PROBLEM DESCRIPTION: Return every record verbatim.

MATERIAL PROVIDED:
******
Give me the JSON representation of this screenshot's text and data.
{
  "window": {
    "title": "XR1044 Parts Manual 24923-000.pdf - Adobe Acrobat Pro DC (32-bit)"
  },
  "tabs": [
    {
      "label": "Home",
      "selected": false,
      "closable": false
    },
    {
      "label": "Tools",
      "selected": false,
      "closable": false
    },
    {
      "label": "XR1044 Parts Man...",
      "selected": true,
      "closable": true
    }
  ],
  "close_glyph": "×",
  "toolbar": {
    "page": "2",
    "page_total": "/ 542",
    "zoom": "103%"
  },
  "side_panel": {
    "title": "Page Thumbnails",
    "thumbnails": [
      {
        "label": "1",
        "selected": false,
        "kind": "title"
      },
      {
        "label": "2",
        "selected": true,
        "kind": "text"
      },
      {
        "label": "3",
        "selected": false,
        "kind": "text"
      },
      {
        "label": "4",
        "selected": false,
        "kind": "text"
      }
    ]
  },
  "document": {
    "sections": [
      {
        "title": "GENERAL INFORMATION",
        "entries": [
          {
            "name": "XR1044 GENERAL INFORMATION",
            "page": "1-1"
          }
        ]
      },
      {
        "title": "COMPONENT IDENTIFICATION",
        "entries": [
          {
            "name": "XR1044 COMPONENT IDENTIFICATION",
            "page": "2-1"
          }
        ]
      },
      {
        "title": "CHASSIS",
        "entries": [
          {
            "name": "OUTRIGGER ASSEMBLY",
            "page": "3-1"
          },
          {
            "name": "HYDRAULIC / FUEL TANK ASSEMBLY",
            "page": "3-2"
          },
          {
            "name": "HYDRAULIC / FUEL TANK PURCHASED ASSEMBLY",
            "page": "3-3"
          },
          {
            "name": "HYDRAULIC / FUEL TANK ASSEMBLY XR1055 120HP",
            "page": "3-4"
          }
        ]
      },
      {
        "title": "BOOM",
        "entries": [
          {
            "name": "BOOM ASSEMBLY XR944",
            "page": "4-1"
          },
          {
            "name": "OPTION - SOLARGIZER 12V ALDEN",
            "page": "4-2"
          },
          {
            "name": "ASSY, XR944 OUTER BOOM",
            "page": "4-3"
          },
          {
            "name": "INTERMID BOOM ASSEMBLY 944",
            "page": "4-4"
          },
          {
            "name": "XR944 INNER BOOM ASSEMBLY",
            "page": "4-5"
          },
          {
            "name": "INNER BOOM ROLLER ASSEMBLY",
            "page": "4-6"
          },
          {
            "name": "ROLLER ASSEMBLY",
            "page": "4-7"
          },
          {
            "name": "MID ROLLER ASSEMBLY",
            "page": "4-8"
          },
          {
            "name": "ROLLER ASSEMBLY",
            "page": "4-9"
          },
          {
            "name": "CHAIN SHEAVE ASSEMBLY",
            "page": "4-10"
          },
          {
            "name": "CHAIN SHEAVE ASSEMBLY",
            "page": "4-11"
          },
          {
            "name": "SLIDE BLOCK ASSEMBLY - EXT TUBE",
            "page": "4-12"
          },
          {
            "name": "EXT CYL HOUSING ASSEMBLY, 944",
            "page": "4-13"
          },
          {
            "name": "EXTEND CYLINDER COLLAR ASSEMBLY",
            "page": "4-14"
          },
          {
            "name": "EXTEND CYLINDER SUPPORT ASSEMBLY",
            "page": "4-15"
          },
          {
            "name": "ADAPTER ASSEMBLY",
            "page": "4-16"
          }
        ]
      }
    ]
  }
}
******
RESPONSE FOR THIS EXERCISE:
Give me the JSON representation of this screenshot's text and data.
{
  "window": {
    "title": "XR1044 Parts Manual 24923-000.pdf - Adobe Acrobat Pro DC (32-bit)"
  },
  "tabs": [
    {
      "label": "Home",
      "selected": false,
      "closable": false
    },
    {
      "label": "Tools",
      "selected": false,
      "closable": false
    },
    {
      "label": "XR1044 Parts Man...",
      "selected": true,
      "closable": true
    }
  ],
  "close_glyph": "×",
  "toolbar": {
    "page": "2",
    "page_total": "/ 542",
    "zoom": "103%"
  },
  "side_panel": {
    "title": "Page Thumbnails",
    "thumbnails": [
      {
        "label": "1",
        "selected": false,
        "kind": "title"
      },
      {
        "label": "2",
        "selected": true,
        "kind": "text"
      },
      {
        "label": "3",
        "selected": false,
        "kind": "text"
      },
      {
        "label": "4",
        "selected": false,
        "kind": "text"
      }
    ]
  },
  "document": {
    "sections": [
      {
        "title": "GENERAL INFORMATION",
        "entries": [
          {
            "name": "XR1044 GENERAL INFORMATION",
            "page": "1-1"
          }
        ]
      },
      {
        "title": "COMPONENT IDENTIFICATION",
        "entries": [
          {
            "name": "XR1044 COMPONENT IDENTIFICATION",
            "page": "2-1"
          }
        ]
      },
      {
        "title": "CHASSIS",
        "entries": [
          {
            "name": "OUTRIGGER ASSEMBLY",
            "page": "3-1"
          },
          {
            "name": "HYDRAULIC / FUEL TANK ASSEMBLY",
            "page": "3-2"
          },
          {
            "name": "HYDRAULIC / FUEL TANK PURCHASED ASSEMBLY",
            "page": "3-3"
          },
          {
            "name": "HYDRAULIC / FUEL TANK ASSEMBLY XR1055 120HP",
            "page": "3-4"
          }
        ]
      },
      {
        "title": "BOOM",
        "entries": [
          {
            "name": "BOOM ASSEMBLY XR944",
            "page": "4-1"
          },
          {
            "name": "OPTION - SOLARGIZER 12V ALDEN",
            "page": "4-2"
          },
          {
            "name": "ASSY, XR944 OUTER BOOM",
            "page": "4-3"
          },
          {
            "name": "INTERMID BOOM ASSEMBLY 944",
            "page": "4-4"
          },
          {
            "name": "XR944 INNER BOOM ASSEMBLY",
            "page": "4-5"
          },
          {
            "name": "INNER BOOM ROLLER ASSEMBLY",
            "page": "4-6"
          },
          {
            "name": "ROLLER ASSEMBLY",
            "page": "4-7"
          },
          {
            "name": "MID ROLLER ASSEMBLY",
            "page": "4-8"
          },
          {
            "name": "ROLLER ASSEMBLY",
            "page": "4-9"
          },
          {
            "name": "CHAIN SHEAVE ASSEMBLY",
            "page": "4-10"
          },
          {
            "name": "CHAIN SHEAVE ASSEMBLY",
            "page": "4-11"
          },
          {
            "name": "SLIDE BLOCK ASSEMBLY - EXT TUBE",
            "page": "4-12"
          },
          {
            "name": "EXT CYL HOUSING ASSEMBLY, 944",
            "page": "4-13"
          },
          {
            "name": "EXTEND CYLINDER COLLAR ASSEMBLY",
            "page": "4-14"
          },
          {
            "name": "EXTEND CYLINDER SUPPORT ASSEMBLY",
            "page": "4-15"
          },
          {
            "name": "ADAPTER ASSEMBLY",
            "page": "4-16"
          }
        ]
      }
    ]
  }
}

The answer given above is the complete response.